*Exercise material*.

Begin

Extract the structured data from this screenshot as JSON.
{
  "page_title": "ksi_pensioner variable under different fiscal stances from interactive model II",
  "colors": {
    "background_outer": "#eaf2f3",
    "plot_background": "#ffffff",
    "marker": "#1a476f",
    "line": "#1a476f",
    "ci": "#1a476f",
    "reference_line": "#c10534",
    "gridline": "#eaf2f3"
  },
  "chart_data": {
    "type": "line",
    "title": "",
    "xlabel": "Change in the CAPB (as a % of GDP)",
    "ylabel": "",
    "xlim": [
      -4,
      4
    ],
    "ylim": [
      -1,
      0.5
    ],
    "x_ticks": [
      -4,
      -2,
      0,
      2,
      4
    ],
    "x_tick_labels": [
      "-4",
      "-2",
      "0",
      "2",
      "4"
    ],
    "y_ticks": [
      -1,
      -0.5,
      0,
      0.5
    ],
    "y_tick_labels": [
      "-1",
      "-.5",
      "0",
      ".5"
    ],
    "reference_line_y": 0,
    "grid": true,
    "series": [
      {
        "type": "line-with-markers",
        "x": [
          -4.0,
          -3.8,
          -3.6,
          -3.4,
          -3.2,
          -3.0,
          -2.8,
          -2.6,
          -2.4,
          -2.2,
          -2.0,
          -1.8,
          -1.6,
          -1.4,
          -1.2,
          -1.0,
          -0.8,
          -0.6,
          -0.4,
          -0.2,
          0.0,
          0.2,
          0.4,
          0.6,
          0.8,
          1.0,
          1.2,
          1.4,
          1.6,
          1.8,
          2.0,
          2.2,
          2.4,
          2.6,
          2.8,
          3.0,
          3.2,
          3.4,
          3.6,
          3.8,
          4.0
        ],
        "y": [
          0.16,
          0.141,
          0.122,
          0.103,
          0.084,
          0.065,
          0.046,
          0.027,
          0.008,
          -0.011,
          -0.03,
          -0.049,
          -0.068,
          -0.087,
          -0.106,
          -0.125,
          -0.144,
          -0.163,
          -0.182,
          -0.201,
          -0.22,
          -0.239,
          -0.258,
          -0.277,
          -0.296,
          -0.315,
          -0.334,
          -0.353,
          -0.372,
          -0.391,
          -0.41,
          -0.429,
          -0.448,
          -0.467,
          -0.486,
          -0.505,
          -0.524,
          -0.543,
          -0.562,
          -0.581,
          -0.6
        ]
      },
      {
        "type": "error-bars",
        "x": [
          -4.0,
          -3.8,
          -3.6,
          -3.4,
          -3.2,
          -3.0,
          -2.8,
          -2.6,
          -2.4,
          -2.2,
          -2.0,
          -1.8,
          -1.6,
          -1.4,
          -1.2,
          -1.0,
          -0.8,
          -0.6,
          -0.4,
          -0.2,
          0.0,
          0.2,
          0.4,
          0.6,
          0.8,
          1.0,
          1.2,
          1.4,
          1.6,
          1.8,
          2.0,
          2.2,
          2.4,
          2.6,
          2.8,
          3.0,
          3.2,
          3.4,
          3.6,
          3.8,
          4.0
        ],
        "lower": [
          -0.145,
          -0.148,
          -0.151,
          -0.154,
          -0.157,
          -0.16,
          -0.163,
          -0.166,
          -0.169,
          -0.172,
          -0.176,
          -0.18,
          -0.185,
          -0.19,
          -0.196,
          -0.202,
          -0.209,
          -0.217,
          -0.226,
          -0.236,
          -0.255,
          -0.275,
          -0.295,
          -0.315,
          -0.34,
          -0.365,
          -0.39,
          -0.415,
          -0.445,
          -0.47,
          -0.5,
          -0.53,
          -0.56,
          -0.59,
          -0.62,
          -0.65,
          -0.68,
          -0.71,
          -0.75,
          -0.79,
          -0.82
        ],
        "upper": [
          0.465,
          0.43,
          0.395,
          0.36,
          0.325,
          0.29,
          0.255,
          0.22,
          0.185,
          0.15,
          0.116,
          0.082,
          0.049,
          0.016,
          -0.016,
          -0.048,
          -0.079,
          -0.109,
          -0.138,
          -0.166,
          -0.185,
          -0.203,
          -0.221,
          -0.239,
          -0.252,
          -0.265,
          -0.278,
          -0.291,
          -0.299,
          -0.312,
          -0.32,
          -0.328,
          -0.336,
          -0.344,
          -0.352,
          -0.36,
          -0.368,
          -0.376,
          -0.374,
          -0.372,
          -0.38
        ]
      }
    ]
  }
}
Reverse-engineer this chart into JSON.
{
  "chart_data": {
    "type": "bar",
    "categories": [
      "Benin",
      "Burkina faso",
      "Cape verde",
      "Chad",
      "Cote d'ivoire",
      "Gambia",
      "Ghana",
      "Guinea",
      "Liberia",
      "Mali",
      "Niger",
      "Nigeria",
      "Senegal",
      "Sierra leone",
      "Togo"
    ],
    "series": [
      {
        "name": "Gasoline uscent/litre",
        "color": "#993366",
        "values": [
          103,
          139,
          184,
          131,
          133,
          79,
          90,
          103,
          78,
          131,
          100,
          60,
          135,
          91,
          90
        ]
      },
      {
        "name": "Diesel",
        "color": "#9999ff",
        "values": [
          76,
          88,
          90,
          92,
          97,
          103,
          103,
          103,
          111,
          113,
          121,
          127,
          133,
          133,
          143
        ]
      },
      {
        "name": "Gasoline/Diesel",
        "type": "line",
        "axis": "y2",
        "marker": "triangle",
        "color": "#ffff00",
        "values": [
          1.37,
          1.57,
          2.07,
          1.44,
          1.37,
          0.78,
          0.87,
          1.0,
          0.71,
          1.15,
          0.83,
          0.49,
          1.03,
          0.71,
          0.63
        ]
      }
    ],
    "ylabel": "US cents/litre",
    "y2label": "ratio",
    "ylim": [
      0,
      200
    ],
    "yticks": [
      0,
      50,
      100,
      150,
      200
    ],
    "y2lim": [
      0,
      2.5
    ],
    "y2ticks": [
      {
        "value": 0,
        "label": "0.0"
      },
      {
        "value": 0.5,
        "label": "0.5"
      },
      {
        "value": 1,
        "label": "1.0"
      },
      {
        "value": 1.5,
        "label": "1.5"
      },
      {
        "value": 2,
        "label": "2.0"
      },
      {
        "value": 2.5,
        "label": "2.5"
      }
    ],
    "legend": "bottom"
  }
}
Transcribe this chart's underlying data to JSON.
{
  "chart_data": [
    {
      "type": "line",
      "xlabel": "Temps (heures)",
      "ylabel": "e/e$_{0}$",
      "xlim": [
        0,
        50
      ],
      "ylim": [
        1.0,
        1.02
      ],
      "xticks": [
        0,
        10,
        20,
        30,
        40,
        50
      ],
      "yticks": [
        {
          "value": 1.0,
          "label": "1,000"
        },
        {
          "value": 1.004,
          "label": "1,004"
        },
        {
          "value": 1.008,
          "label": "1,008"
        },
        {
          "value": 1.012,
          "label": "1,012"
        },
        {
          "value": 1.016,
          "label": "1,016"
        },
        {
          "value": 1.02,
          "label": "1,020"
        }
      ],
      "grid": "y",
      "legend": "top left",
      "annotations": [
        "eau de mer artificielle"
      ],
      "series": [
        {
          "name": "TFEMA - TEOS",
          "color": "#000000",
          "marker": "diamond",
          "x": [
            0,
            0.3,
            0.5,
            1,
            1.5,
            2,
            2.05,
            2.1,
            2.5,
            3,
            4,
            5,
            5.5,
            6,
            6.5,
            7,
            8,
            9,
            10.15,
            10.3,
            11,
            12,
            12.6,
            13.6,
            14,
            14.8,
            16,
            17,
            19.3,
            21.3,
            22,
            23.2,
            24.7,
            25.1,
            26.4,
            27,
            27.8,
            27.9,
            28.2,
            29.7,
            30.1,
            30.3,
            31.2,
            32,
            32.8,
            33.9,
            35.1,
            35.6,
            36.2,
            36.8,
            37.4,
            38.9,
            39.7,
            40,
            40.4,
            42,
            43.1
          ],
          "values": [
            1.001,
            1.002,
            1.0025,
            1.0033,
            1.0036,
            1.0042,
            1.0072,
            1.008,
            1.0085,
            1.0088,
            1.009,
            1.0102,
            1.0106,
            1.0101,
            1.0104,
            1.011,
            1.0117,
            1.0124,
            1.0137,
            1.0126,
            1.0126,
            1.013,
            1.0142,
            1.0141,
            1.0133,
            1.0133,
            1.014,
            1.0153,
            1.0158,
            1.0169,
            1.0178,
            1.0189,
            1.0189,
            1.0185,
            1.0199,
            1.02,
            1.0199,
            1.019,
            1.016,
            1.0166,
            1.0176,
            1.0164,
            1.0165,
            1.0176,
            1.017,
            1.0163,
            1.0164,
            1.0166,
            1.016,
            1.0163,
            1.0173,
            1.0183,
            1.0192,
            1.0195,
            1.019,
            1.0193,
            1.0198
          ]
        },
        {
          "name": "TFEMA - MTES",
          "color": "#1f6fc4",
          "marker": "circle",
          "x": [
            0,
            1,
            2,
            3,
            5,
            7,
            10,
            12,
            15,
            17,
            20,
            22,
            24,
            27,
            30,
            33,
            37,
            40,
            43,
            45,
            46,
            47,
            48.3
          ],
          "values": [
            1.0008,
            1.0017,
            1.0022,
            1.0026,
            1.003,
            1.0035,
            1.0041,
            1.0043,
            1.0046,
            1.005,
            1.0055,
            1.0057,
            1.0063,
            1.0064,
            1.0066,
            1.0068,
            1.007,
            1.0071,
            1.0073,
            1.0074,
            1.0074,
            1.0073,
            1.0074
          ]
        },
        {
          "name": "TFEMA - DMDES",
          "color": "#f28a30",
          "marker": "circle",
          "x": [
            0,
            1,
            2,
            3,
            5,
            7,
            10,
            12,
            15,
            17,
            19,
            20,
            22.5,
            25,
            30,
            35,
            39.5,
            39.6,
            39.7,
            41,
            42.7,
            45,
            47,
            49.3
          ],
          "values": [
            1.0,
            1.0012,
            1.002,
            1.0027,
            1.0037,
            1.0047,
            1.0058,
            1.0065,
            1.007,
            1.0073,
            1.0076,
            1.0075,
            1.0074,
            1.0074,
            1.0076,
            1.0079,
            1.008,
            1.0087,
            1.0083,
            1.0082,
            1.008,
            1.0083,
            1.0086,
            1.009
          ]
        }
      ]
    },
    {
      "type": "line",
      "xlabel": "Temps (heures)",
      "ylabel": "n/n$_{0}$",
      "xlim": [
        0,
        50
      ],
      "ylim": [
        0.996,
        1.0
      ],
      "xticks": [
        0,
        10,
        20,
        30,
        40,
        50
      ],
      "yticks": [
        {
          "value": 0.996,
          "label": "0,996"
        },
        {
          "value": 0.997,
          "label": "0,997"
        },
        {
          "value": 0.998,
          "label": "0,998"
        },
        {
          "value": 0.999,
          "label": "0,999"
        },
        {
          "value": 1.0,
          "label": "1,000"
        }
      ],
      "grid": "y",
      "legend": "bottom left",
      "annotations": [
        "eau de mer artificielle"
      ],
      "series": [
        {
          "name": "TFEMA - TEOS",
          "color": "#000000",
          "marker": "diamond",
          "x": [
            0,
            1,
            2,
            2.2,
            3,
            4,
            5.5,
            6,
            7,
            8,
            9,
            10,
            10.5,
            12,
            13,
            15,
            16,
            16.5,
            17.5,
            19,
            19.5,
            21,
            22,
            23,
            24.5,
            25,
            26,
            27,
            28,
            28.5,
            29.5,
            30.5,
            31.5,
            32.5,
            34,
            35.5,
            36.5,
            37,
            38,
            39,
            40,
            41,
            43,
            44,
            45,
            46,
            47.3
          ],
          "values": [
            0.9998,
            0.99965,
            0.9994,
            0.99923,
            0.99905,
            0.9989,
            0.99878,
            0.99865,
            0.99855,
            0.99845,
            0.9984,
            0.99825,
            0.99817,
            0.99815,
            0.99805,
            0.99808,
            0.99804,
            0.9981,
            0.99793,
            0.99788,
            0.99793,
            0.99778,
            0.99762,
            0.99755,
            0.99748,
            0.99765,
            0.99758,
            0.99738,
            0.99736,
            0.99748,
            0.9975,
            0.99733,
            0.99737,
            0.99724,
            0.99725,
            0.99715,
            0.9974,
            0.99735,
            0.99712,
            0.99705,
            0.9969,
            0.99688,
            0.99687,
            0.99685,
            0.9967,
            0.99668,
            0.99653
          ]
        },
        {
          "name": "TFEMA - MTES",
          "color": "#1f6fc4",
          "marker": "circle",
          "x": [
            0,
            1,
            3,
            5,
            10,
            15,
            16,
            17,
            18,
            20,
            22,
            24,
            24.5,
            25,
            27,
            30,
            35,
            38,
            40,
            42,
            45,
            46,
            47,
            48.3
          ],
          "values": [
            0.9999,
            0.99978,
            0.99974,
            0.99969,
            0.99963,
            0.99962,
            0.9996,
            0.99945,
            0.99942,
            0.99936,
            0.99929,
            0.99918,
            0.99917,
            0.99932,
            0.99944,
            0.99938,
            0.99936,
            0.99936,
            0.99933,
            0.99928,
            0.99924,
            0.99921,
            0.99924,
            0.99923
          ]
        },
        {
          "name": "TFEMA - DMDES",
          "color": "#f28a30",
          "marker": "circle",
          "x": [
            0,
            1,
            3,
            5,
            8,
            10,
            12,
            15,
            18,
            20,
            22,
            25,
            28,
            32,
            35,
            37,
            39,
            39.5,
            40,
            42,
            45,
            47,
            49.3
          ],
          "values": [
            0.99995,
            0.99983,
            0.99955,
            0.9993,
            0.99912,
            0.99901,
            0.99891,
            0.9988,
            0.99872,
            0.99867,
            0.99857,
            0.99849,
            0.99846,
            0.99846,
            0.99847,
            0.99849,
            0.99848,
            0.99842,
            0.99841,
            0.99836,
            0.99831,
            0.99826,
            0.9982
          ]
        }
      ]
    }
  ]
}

End

Show, from the material above, each line that includes the string "type".

    "type": "line",
        "type": "line-with-markers",
        "type": "error-bars",
    "type": "bar",
        "type": "line",
      "type": "line",
      "type": "line",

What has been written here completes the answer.